---------- RECORDS SHOWN

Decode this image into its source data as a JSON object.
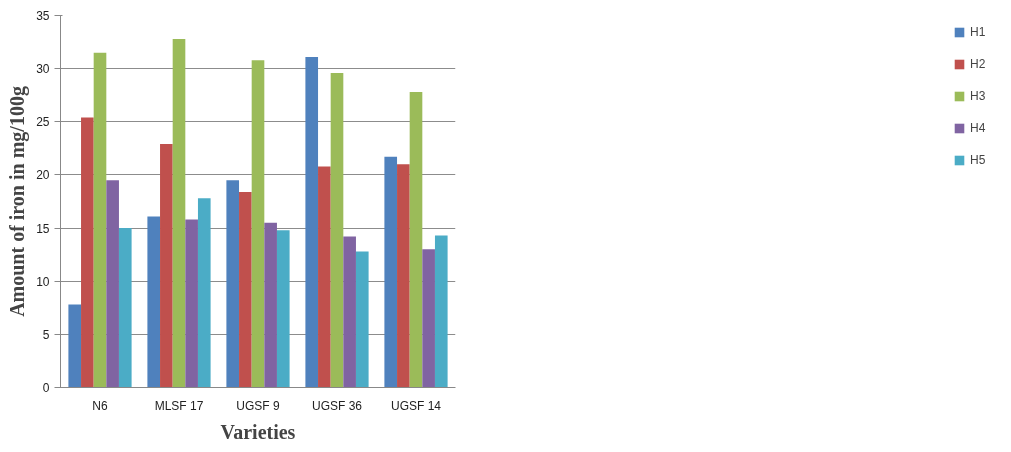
{
  "chart_data": {
    "type": "bar",
    "xlabel": "Varieties",
    "ylabel": "Amount of iron in mg/100g",
    "categories": [
      "N6",
      "MLSF 17",
      "UGSF 9",
      "UGSF 36",
      "UGSF 14"
    ],
    "series": [
      {
        "name": "H1",
        "color": "#4f81bd",
        "values": [
          7.8,
          16.1,
          19.5,
          31.1,
          21.7
        ]
      },
      {
        "name": "H2",
        "color": "#c0504d",
        "values": [
          25.4,
          22.9,
          18.4,
          20.8,
          21.0
        ]
      },
      {
        "name": "H3",
        "color": "#9bbb59",
        "values": [
          31.5,
          32.8,
          30.8,
          29.6,
          27.8
        ]
      },
      {
        "name": "H4",
        "color": "#8064a2",
        "values": [
          19.5,
          15.8,
          15.5,
          14.2,
          13.0
        ]
      },
      {
        "name": "H5",
        "color": "#4bacc6",
        "values": [
          15.0,
          17.8,
          14.8,
          12.8,
          14.3
        ]
      }
    ],
    "ylim": [
      0,
      35
    ],
    "yticks": [
      0,
      5,
      10,
      15,
      20,
      25,
      30,
      35
    ],
    "grid": "y",
    "legend": "right"
  }
}
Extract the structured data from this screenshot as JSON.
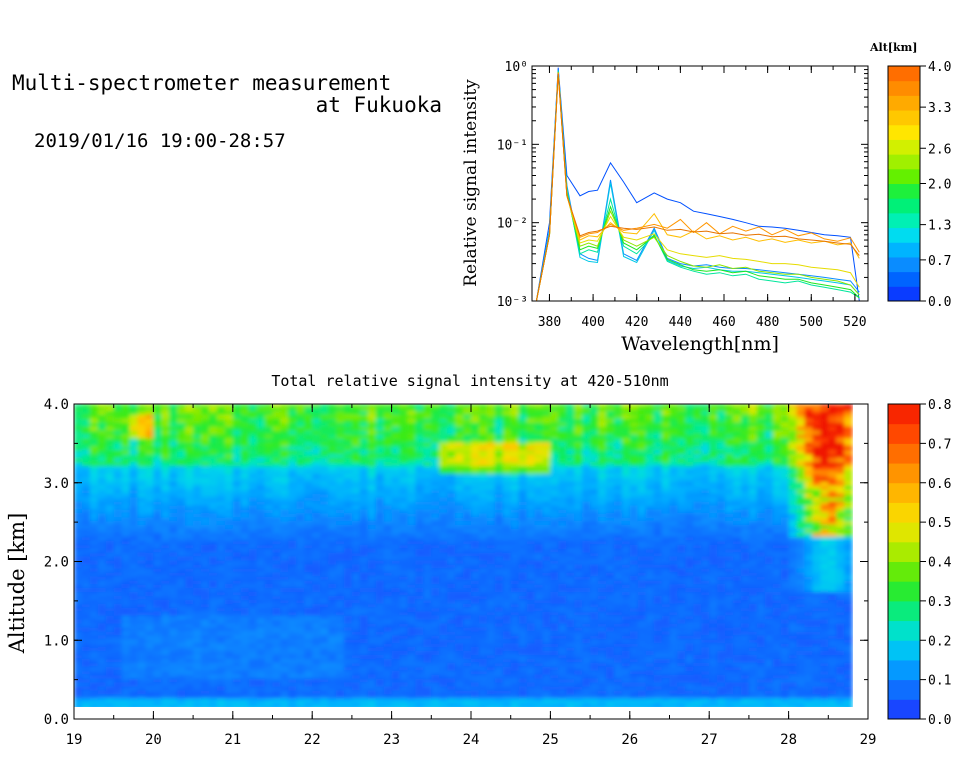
{
  "header": {
    "title_line1": "Multi-spectrometer measurement",
    "title_line2": "at Fukuoka",
    "datetime": "2019/01/16 19:00-28:57"
  },
  "colors": {
    "scale_low": "#1a3cff",
    "scale_high": "#ff2a00"
  },
  "chart_data": [
    {
      "type": "line",
      "title": "",
      "xlabel": "Wavelength[nm]",
      "ylabel": "Relative signal intensity",
      "xlim": [
        372,
        526
      ],
      "ylim_log10": [
        -3,
        0
      ],
      "yscale": "log",
      "x_ticks": [
        380,
        400,
        420,
        440,
        460,
        480,
        500,
        520
      ],
      "y_tick_labels": [
        "10⁻³",
        "10⁻²",
        "10⁻¹",
        "10⁰"
      ],
      "y_tick_exponents": [
        -3,
        -2,
        -1,
        0
      ],
      "x": [
        374,
        380,
        384,
        388,
        394,
        398,
        402,
        408,
        414,
        420,
        428,
        434,
        440,
        446,
        452,
        458,
        464,
        470,
        476,
        482,
        488,
        494,
        500,
        506,
        512,
        518,
        522
      ],
      "series": [
        {
          "alt": 0.0,
          "color": "#0050ff",
          "values": [
            0.001,
            0.01,
            0.95,
            0.04,
            0.022,
            0.025,
            0.026,
            0.058,
            0.033,
            0.018,
            0.024,
            0.02,
            0.018,
            0.014,
            0.013,
            0.012,
            0.011,
            0.01,
            0.009,
            0.0088,
            0.0085,
            0.008,
            0.0075,
            0.007,
            0.0068,
            0.0065,
            0.001
          ]
        },
        {
          "alt": 0.3,
          "color": "#0a8cff",
          "values": [
            0.001,
            0.008,
            0.9,
            0.03,
            0.004,
            0.0035,
            0.0033,
            0.035,
            0.004,
            0.0033,
            0.0085,
            0.0035,
            0.003,
            0.0028,
            0.0029,
            0.0027,
            0.0026,
            0.0026,
            0.0025,
            0.0024,
            0.0023,
            0.0022,
            0.0021,
            0.002,
            0.0019,
            0.0018,
            0.0013
          ]
        },
        {
          "alt": 0.7,
          "color": "#00c8e6",
          "values": [
            0.001,
            0.008,
            0.88,
            0.028,
            0.0036,
            0.0032,
            0.0031,
            0.032,
            0.0037,
            0.0031,
            0.008,
            0.0033,
            0.0028,
            0.0026,
            0.0027,
            0.0025,
            0.0024,
            0.0024,
            0.0023,
            0.0022,
            0.0021,
            0.002,
            0.0019,
            0.0018,
            0.0017,
            0.0016,
            0.0012
          ]
        },
        {
          "alt": 1.3,
          "color": "#00e69b",
          "values": [
            0.001,
            0.007,
            0.85,
            0.025,
            0.004,
            0.0045,
            0.0042,
            0.02,
            0.005,
            0.004,
            0.007,
            0.0032,
            0.0027,
            0.0024,
            0.0022,
            0.0023,
            0.0021,
            0.0022,
            0.0019,
            0.0018,
            0.0017,
            0.0018,
            0.0016,
            0.0015,
            0.0014,
            0.0013,
            0.0011
          ]
        },
        {
          "alt": 1.7,
          "color": "#1ee61e",
          "values": [
            0.001,
            0.007,
            0.84,
            0.024,
            0.0045,
            0.005,
            0.0047,
            0.016,
            0.0055,
            0.0045,
            0.0068,
            0.0034,
            0.0029,
            0.0025,
            0.0024,
            0.0025,
            0.0023,
            0.0024,
            0.0021,
            0.002,
            0.0019,
            0.0019,
            0.0017,
            0.0016,
            0.0015,
            0.0014,
            0.0011
          ]
        },
        {
          "alt": 2.2,
          "color": "#8ce600",
          "values": [
            0.001,
            0.007,
            0.83,
            0.023,
            0.005,
            0.0055,
            0.005,
            0.014,
            0.006,
            0.005,
            0.0065,
            0.0038,
            0.0032,
            0.0028,
            0.0027,
            0.0029,
            0.0026,
            0.0027,
            0.0024,
            0.0023,
            0.0022,
            0.0022,
            0.002,
            0.0019,
            0.0018,
            0.0016,
            0.0012
          ]
        },
        {
          "alt": 2.8,
          "color": "#e6dc00",
          "values": [
            0.001,
            0.007,
            0.82,
            0.022,
            0.0055,
            0.006,
            0.0058,
            0.012,
            0.0065,
            0.006,
            0.0072,
            0.0045,
            0.004,
            0.0038,
            0.0036,
            0.0038,
            0.0035,
            0.0034,
            0.0032,
            0.003,
            0.003,
            0.0029,
            0.0027,
            0.0026,
            0.0025,
            0.0023,
            0.0015
          ]
        },
        {
          "alt": 3.1,
          "color": "#ffbe00",
          "values": [
            0.001,
            0.007,
            0.82,
            0.022,
            0.006,
            0.0068,
            0.0066,
            0.01,
            0.0075,
            0.0072,
            0.013,
            0.007,
            0.0065,
            0.0078,
            0.0062,
            0.0068,
            0.006,
            0.0065,
            0.0058,
            0.0062,
            0.0056,
            0.006,
            0.0055,
            0.0058,
            0.0052,
            0.0055,
            0.0035
          ]
        },
        {
          "alt": 3.4,
          "color": "#ff9600",
          "values": [
            0.001,
            0.007,
            0.81,
            0.022,
            0.0065,
            0.0072,
            0.0075,
            0.0095,
            0.008,
            0.0085,
            0.0095,
            0.0085,
            0.011,
            0.0075,
            0.01,
            0.0072,
            0.009,
            0.0078,
            0.0088,
            0.007,
            0.0082,
            0.0068,
            0.0074,
            0.0062,
            0.0058,
            0.0064,
            0.0042
          ]
        },
        {
          "alt": 3.8,
          "color": "#e67300",
          "values": [
            0.001,
            0.007,
            0.8,
            0.022,
            0.0068,
            0.0075,
            0.0078,
            0.009,
            0.0085,
            0.0082,
            0.0088,
            0.008,
            0.0082,
            0.0076,
            0.0078,
            0.0072,
            0.0074,
            0.0069,
            0.0071,
            0.0066,
            0.0067,
            0.0062,
            0.006,
            0.0058,
            0.0055,
            0.0053,
            0.0038
          ]
        }
      ]
    },
    {
      "type": "heatmap",
      "title": "Total relative signal intensity at 420-510nm",
      "xlabel": "",
      "ylabel": "Altitude [km]",
      "xlim": [
        19,
        29
      ],
      "ylim": [
        0,
        4
      ],
      "x_ticks": [
        19,
        20,
        21,
        22,
        23,
        24,
        25,
        26,
        27,
        28,
        29
      ],
      "y_ticks": [
        "0.0",
        "1.0",
        "2.0",
        "3.0",
        "4.0"
      ],
      "y_tick_values": [
        0,
        1,
        2,
        3,
        4
      ],
      "colorbar_ticks": [
        "0.0",
        "0.1",
        "0.2",
        "0.3",
        "0.4",
        "0.5",
        "0.6",
        "0.7",
        "0.8"
      ],
      "data_xlim": [
        19,
        28.8
      ],
      "data_ylim": [
        0.12,
        4.0
      ]
    }
  ],
  "alt_colorbar": {
    "title": "Alt[km]",
    "ticks": [
      "0.0",
      "0.7",
      "1.3",
      "2.0",
      "2.6",
      "3.3",
      "4.0"
    ],
    "tick_values": [
      0.0,
      0.7,
      1.3,
      2.0,
      2.6,
      3.3,
      4.0
    ],
    "range": [
      0,
      4
    ],
    "colors": [
      "#0a3cff",
      "#0064ff",
      "#0a8cff",
      "#00b4ff",
      "#00dcf0",
      "#00f0b4",
      "#00f078",
      "#1ef03c",
      "#64f000",
      "#a0f000",
      "#d2f000",
      "#ffe600",
      "#ffc800",
      "#ffaa00",
      "#ff8c00",
      "#ff6e00"
    ]
  }
}
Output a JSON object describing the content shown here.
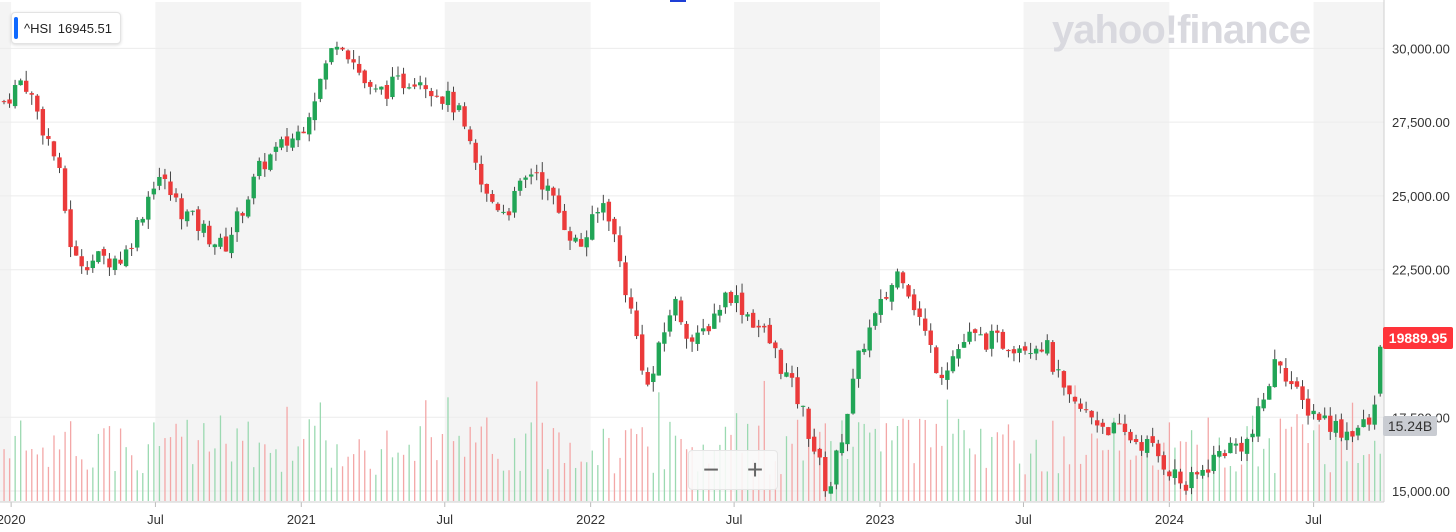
{
  "legend": {
    "symbol": "^HSI",
    "value": "16945.51",
    "accent": "#0f69ff"
  },
  "watermark": "yahoo!finance",
  "last_price": {
    "label": "19889.95",
    "color": "#ff333a"
  },
  "volume_label": {
    "label": "15.24B",
    "color": "#c9ccd2"
  },
  "zoom": {
    "minus": "−",
    "plus": "+"
  },
  "colors": {
    "up": "#21a556",
    "down": "#eb3a3a",
    "up_vol": "#9bd9b1",
    "down_vol": "#f3a7a7",
    "band": "#f4f4f4",
    "grid": "#ececec"
  },
  "chart_data": {
    "type": "candlestick",
    "title": "",
    "x_tick_labels": [
      "2020",
      "Jul",
      "2021",
      "Jul",
      "2022",
      "Jul",
      "2023",
      "Jul",
      "2024",
      "Jul"
    ],
    "y_tick_labels": [
      "30,000.00",
      "27,500.00",
      "25,000.00",
      "22,500.00",
      "17,500.00",
      "15,000.00"
    ],
    "ylim": [
      14900,
      31300
    ],
    "y_ticks": [
      30000,
      27500,
      25000,
      22500,
      17500,
      15000
    ],
    "interval": "weekly",
    "anchors": [
      [
        "2019-12-23",
        28200
      ],
      [
        "2020-01-17",
        29000
      ],
      [
        "2020-02-28",
        26100
      ],
      [
        "2020-03-20",
        22800
      ],
      [
        "2020-05-22",
        22900
      ],
      [
        "2020-06-12",
        24300
      ],
      [
        "2020-07-03",
        25800
      ],
      [
        "2020-07-31",
        24600
      ],
      [
        "2020-09-25",
        23200
      ],
      [
        "2020-11-13",
        26100
      ],
      [
        "2020-12-31",
        27200
      ],
      [
        "2021-02-17",
        30500
      ],
      [
        "2021-03-31",
        28400
      ],
      [
        "2021-05-28",
        29100
      ],
      [
        "2021-07-16",
        28000
      ],
      [
        "2021-08-20",
        25000
      ],
      [
        "2021-09-17",
        24500
      ],
      [
        "2021-10-22",
        26000
      ],
      [
        "2021-12-17",
        23200
      ],
      [
        "2022-01-20",
        24900
      ],
      [
        "2022-03-15",
        18400
      ],
      [
        "2022-04-15",
        21500
      ],
      [
        "2022-05-12",
        19900
      ],
      [
        "2022-06-24",
        21800
      ],
      [
        "2022-08-12",
        20200
      ],
      [
        "2022-09-23",
        17900
      ],
      [
        "2022-10-28",
        14900
      ],
      [
        "2022-12-09",
        19900
      ],
      [
        "2023-01-27",
        22600
      ],
      [
        "2023-03-17",
        19000
      ],
      [
        "2023-04-21",
        20200
      ],
      [
        "2023-06-16",
        20000
      ],
      [
        "2023-07-28",
        20000
      ],
      [
        "2023-08-25",
        18000
      ],
      [
        "2023-10-20",
        17100
      ],
      [
        "2023-12-08",
        16500
      ],
      [
        "2024-01-22",
        15100
      ],
      [
        "2024-03-08",
        16400
      ],
      [
        "2024-04-12",
        16700
      ],
      [
        "2024-05-17",
        19600
      ],
      [
        "2024-06-14",
        18000
      ],
      [
        "2024-08-09",
        17000
      ],
      [
        "2024-09-13",
        17300
      ],
      [
        "2024-09-20",
        18300
      ],
      [
        "2024-09-24",
        19890
      ]
    ],
    "candles": [],
    "volume": {
      "unit": "B",
      "last": 15.24
    }
  }
}
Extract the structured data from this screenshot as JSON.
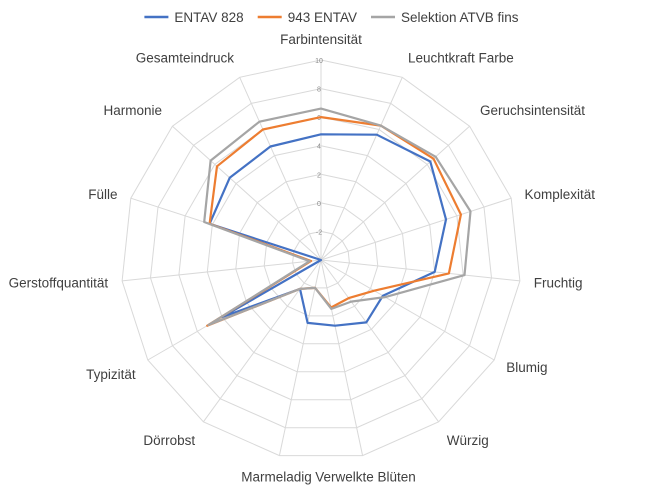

--------------------

Pull out each line of the records holding the string "intensity".

      "ylabel": "Relative signal intensity",
      "title": "Total relative signal intensity at 420-510nm",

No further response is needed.